■ Problem requirements
Copy the data below exactly.

^^^^

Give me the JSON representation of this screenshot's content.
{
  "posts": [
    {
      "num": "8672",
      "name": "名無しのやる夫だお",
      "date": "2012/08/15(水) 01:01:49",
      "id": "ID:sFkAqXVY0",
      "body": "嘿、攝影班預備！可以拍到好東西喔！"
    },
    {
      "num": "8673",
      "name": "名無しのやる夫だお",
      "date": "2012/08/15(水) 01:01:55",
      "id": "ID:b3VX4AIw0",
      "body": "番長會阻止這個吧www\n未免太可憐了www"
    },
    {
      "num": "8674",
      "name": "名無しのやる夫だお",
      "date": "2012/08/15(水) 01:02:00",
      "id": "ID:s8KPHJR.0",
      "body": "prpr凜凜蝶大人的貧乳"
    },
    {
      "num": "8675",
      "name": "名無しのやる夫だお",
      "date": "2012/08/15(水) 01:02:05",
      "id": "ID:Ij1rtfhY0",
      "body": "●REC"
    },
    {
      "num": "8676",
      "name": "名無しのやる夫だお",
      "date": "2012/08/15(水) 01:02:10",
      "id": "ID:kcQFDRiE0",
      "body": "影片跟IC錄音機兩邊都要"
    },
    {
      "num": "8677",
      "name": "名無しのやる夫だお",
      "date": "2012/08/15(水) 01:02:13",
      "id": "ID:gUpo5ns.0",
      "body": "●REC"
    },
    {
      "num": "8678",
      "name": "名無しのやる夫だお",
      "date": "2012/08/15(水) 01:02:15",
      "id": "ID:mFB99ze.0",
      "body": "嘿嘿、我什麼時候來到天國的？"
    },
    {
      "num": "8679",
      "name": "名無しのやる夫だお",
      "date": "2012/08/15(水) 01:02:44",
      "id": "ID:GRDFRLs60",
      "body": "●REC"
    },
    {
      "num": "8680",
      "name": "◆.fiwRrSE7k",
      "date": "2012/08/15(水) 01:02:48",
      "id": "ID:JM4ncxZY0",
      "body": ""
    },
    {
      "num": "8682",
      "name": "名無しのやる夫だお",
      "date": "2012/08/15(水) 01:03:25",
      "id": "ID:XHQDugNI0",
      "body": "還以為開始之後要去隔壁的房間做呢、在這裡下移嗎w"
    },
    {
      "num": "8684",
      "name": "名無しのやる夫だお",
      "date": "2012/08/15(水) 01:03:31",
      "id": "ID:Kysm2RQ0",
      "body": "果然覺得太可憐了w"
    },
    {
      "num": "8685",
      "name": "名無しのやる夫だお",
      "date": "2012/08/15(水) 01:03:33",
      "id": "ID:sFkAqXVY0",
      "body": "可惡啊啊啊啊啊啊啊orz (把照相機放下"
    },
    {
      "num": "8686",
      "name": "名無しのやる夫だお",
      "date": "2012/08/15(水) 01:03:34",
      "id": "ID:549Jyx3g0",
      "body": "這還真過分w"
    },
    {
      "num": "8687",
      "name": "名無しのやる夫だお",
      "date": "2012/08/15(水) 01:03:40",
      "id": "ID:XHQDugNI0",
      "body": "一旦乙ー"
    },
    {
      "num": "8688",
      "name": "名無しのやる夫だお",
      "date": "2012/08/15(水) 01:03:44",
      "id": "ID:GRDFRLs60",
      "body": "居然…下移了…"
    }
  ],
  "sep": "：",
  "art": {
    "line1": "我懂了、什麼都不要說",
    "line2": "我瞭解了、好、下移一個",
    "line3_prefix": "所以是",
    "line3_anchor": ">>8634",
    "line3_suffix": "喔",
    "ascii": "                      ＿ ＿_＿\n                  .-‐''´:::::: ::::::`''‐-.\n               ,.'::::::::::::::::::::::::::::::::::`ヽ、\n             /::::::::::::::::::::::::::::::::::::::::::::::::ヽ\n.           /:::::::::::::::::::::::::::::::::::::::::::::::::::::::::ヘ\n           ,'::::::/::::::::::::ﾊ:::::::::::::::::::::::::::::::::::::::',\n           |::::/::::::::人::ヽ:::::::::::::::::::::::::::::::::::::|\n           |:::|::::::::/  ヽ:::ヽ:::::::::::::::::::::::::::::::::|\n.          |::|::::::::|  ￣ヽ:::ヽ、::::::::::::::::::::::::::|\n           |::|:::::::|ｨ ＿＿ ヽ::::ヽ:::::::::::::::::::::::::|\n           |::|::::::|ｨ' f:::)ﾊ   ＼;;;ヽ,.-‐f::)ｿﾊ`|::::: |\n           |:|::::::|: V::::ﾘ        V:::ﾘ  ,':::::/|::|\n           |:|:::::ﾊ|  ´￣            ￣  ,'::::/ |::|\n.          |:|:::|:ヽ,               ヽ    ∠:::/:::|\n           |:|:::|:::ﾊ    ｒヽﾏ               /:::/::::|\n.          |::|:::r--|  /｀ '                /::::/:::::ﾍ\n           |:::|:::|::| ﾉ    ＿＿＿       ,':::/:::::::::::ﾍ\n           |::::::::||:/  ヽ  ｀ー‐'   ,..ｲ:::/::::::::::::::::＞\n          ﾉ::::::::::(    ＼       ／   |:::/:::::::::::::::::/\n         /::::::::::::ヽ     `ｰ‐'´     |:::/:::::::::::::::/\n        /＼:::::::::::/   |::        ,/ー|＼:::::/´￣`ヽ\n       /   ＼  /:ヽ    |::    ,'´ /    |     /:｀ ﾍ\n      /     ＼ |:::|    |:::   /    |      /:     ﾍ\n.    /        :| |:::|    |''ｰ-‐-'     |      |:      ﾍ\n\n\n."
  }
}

^^^^

■ Task answer
Give me the JSON representation of this screenshot's content.
{
  "posts": [
    {
      "num": "8672",
      "name": "名無しのやる夫だお",
      "date": "2012/08/15(水) 01:01:49",
      "id": "ID:sFkAqXVY0",
      "body": "嘿、攝影班預備！可以拍到好東西喔！"
    },
    {
      "num": "8673",
      "name": "名無しのやる夫だお",
      "date": "2012/08/15(水) 01:01:55",
      "id": "ID:b3VX4AIw0",
      "body": "番長會阻止這個吧www\n未免太可憐了www"
    },
    {
      "num": "8674",
      "name": "名無しのやる夫だお",
      "date": "2012/08/15(水) 01:02:00",
      "id": "ID:s8KPHJR.0",
      "body": "prpr凜凜蝶大人的貧乳"
    },
    {
      "num": "8675",
      "name": "名無しのやる夫だお",
      "date": "2012/08/15(水) 01:02:05",
      "id": "ID:Ij1rtfhY0",
      "body": "●REC"
    },
    {
      "num": "8676",
      "name": "名無しのやる夫だお",
      "date": "2012/08/15(水) 01:02:10",
      "id": "ID:kcQFDRiE0",
      "body": "影片跟IC錄音機兩邊都要"
    },
    {
      "num": "8677",
      "name": "名無しのやる夫だお",
      "date": "2012/08/15(水) 01:02:13",
      "id": "ID:gUpo5ns.0",
      "body": "●REC"
    },
    {
      "num": "8678",
      "name": "名無しのやる夫だお",
      "date": "2012/08/15(水) 01:02:15",
      "id": "ID:mFB99ze.0",
      "body": "嘿嘿、我什麼時候來到天國的？"
    },
    {
      "num": "8679",
      "name": "名無しのやる夫だお",
      "date": "2012/08/15(水) 01:02:44",
      "id": "ID:GRDFRLs60",
      "body": "●REC"
    },
    {
      "num": "8680",
      "name": "◆.fiwRrSE7k",
      "date": "2012/08/15(水) 01:02:48",
      "id": "ID:JM4ncxZY0",
      "body": ""
    },
    {
      "num": "8682",
      "name": "名無しのやる夫だお",
      "date": "2012/08/15(水) 01:03:25",
      "id": "ID:XHQDugNI0",
      "body": "還以為開始之後要去隔壁的房間做呢、在這裡下移嗎w"
    },
    {
      "num": "8684",
      "name": "名無しのやる夫だお",
      "date": "2012/08/15(水) 01:03:31",
      "id": "ID:Kysm2RQ0",
      "body": "果然覺得太可憐了w"
    },
    {
      "num": "8685",
      "name": "名無しのやる夫だお",
      "date": "2012/08/15(水) 01:03:33",
      "id": "ID:sFkAqXVY0",
      "body": "可惡啊啊啊啊啊啊啊orz (把照相機放下"
    },
    {
      "num": "8686",
      "name": "名無しのやる夫だお",
      "date": "2012/08/15(水) 01:03:34",
      "id": "ID:549Jyx3g0",
      "body": "這還真過分w"
    },
    {
      "num": "8687",
      "name": "名無しのやる夫だお",
      "date": "2012/08/15(水) 01:03:40",
      "id": "ID:XHQDugNI0",
      "body": "一旦乙ー"
    },
    {
      "num": "8688",
      "name": "名無しのやる夫だお",
      "date": "2012/08/15(水) 01:03:44",
      "id": "ID:GRDFRLs60",
      "body": "居然…下移了…"
    }
  ],
  "sep": "：",
  "art": {
    "line1": "我懂了、什麼都不要說",
    "line2": "我瞭解了、好、下移一個",
    "line3_prefix": "所以是",
    "line3_anchor": ">>8634",
    "line3_suffix": "喔",
    "ascii": "                      ＿ ＿_＿\n                  .-‐''´:::::: ::::::`''‐-.\n               ,.'::::::::::::::::::::::::::::::::::`ヽ、\n             /::::::::::::::::::::::::::::::::::::::::::::::::ヽ\n.           /:::::::::::::::::::::::::::::::::::::::::::::::::::::::::ヘ\n           ,'::::::/::::::::::::ﾊ:::::::::::::::::::::::::::::::::::::::',\n           |::::/::::::::人::ヽ:::::::::::::::::::::::::::::::::::::|\n           |:::|::::::::/  ヽ:::ヽ:::::::::::::::::::::::::::::::::|\n.          |::|::::::::|  ￣ヽ:::ヽ、::::::::::::::::::::::::::|\n           |::|:::::::|ｨ ＿＿ ヽ::::ヽ:::::::::::::::::::::::::|\n           |::|::::::|ｨ' f:::)ﾊ   ＼;;;ヽ,.-‐f::)ｿﾊ`|::::: |\n           |:|::::::|: V::::ﾘ        V:::ﾘ  ,':::::/|::|\n           |:|:::::ﾊ|  ´￣            ￣  ,'::::/ |::|\n.          |:|:::|:ヽ,               ヽ    ∠:::/:::|\n           |:|:::|:::ﾊ    ｒヽﾏ               /:::/::::|\n.          |::|:::r--|  /｀ '                /::::/:::::ﾍ\n           |:::|:::|::| ﾉ    ＿＿＿       ,':::/:::::::::::ﾍ\n           |::::::::||:/  ヽ  ｀ー‐'   ,..ｲ:::/::::::::::::::::＞\n          ﾉ::::::::::(    ＼       ／   |:::/:::::::::::::::::/\n         /::::::::::::ヽ     `ｰ‐'´     |:::/:::::::::::::::/\n        /＼:::::::::::/   |::        ,/ー|＼:::::/´￣`ヽ\n       /   ＼  /:ヽ    |::    ,'´ /    |     /:｀ ﾍ\n      /     ＼ |:::|    |:::   /    |      /:     ﾍ\n.    /        :| |:::|    |''ｰ-‐-'     |      |:      ﾍ\n\n\n."
  }
}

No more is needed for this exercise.